Task data:
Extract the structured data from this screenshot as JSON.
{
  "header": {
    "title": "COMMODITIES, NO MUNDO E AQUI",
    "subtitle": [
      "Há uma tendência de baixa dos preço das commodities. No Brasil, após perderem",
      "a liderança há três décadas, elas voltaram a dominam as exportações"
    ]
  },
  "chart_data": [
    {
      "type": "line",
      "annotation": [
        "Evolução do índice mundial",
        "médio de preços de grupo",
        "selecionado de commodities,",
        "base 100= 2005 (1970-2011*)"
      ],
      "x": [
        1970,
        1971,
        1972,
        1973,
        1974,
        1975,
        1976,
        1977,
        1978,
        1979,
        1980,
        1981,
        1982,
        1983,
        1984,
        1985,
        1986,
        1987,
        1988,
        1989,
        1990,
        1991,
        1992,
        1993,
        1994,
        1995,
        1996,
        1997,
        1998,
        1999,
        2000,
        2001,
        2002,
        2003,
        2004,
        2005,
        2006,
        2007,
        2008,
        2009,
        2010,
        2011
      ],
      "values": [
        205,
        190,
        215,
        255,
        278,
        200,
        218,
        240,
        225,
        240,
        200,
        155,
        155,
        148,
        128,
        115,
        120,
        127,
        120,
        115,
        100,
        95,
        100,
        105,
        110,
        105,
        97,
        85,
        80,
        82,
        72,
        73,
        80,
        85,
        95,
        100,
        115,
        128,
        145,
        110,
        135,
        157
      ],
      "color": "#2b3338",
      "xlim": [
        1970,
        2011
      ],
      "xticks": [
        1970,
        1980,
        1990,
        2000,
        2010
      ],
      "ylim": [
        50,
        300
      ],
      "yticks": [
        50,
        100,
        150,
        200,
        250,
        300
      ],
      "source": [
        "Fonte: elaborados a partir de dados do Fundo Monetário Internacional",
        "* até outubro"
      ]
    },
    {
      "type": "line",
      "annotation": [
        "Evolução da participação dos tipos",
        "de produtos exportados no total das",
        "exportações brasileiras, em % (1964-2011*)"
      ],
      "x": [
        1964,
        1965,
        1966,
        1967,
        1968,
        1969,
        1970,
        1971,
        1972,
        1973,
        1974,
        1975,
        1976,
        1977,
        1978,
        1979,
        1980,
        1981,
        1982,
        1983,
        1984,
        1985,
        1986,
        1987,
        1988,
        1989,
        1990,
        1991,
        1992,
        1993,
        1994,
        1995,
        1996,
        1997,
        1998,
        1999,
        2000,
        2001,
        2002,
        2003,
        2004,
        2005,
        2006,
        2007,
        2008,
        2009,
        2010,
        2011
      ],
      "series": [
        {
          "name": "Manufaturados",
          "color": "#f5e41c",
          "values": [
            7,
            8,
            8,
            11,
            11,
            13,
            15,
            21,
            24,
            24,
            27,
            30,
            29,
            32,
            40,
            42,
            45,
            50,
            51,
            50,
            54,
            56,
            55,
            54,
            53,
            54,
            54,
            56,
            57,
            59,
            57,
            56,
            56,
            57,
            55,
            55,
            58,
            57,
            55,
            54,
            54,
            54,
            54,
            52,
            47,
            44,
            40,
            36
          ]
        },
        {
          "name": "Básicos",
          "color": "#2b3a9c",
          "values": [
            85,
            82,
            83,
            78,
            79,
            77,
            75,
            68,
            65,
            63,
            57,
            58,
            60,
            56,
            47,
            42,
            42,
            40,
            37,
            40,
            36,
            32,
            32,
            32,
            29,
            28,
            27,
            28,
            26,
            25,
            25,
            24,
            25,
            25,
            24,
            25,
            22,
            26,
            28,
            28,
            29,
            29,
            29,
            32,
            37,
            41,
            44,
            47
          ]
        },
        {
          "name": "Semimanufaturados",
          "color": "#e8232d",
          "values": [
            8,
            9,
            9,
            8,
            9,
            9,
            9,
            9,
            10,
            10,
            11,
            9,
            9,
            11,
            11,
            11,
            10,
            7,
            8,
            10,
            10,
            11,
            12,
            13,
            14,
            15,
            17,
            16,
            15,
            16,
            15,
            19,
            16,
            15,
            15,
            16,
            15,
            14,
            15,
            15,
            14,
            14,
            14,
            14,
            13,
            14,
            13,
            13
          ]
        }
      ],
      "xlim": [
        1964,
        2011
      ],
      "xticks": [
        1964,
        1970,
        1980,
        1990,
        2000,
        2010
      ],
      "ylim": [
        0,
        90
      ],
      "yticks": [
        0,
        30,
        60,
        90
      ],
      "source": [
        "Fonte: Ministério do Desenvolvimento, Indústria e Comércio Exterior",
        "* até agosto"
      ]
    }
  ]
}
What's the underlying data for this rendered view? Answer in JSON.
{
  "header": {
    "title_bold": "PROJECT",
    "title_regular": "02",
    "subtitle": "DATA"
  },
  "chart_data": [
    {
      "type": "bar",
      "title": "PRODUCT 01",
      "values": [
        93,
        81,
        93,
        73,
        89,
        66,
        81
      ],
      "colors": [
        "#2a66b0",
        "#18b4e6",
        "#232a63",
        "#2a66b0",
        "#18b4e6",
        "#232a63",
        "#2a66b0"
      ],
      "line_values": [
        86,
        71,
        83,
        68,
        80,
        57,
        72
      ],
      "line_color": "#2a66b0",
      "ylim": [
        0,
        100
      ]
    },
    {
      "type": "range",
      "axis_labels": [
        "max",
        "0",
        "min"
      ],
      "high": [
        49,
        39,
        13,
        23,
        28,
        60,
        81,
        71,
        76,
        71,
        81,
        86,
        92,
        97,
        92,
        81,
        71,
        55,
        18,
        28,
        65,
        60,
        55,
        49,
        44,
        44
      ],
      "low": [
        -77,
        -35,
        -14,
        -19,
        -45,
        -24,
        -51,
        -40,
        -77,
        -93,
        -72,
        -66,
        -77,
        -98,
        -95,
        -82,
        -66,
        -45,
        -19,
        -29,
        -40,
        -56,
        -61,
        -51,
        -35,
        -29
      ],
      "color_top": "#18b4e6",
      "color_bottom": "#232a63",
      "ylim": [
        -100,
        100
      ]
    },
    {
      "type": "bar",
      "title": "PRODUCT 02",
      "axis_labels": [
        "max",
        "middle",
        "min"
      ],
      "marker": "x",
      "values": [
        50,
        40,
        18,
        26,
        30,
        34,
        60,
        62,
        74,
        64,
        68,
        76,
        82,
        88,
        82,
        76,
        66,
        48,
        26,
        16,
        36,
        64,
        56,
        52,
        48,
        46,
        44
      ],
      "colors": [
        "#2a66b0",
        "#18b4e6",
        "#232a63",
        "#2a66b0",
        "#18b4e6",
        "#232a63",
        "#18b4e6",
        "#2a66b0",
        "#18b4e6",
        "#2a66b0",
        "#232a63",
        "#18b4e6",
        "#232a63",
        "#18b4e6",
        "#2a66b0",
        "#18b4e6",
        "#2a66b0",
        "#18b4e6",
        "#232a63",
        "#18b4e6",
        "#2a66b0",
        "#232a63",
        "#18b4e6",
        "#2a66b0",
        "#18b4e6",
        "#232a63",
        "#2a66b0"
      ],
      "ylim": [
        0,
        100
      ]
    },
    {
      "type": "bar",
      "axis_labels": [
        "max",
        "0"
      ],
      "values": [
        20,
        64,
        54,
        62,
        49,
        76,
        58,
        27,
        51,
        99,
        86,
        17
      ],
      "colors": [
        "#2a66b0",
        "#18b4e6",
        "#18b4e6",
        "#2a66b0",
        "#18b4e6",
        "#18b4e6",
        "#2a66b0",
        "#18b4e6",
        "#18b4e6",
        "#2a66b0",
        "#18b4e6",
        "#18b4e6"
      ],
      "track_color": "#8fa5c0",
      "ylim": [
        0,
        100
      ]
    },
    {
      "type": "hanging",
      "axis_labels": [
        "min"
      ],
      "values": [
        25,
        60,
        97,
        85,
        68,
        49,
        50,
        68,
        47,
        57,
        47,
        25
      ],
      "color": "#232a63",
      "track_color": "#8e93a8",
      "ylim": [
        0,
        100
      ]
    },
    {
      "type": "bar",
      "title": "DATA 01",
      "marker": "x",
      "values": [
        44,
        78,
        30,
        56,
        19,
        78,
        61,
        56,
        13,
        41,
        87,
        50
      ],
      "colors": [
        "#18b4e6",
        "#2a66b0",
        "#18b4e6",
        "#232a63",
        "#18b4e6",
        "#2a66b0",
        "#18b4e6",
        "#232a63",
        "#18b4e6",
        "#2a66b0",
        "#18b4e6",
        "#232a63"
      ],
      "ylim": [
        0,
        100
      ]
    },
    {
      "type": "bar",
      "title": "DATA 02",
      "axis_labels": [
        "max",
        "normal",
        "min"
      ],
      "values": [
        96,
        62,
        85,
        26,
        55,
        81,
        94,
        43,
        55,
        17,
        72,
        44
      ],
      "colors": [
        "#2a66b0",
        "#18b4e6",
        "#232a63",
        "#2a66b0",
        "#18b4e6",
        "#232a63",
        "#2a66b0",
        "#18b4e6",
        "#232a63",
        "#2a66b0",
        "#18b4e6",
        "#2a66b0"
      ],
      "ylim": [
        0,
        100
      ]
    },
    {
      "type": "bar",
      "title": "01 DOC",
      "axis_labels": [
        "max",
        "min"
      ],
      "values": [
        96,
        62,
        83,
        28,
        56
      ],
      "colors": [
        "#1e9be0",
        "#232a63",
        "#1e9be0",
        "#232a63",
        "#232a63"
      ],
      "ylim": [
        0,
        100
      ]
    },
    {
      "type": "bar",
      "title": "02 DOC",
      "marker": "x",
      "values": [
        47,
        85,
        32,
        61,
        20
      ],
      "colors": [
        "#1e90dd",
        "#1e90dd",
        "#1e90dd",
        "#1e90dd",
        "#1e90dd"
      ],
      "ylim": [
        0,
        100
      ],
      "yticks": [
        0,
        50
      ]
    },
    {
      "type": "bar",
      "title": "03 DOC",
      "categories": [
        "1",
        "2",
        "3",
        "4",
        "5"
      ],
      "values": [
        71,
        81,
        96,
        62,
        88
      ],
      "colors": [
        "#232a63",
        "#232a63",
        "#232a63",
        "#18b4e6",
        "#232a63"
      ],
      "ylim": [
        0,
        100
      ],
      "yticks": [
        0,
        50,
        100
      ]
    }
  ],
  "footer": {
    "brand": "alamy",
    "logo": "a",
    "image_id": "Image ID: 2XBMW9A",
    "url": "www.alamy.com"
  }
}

The task: Copy every line that contains the string "Fonte".

Task output:
        "Fonte: elaborados a partir de dados do Fundo Monetário Internacional",
        "Fonte: Ministério do Desenvolvimento, Indústria e Comércio Exterior",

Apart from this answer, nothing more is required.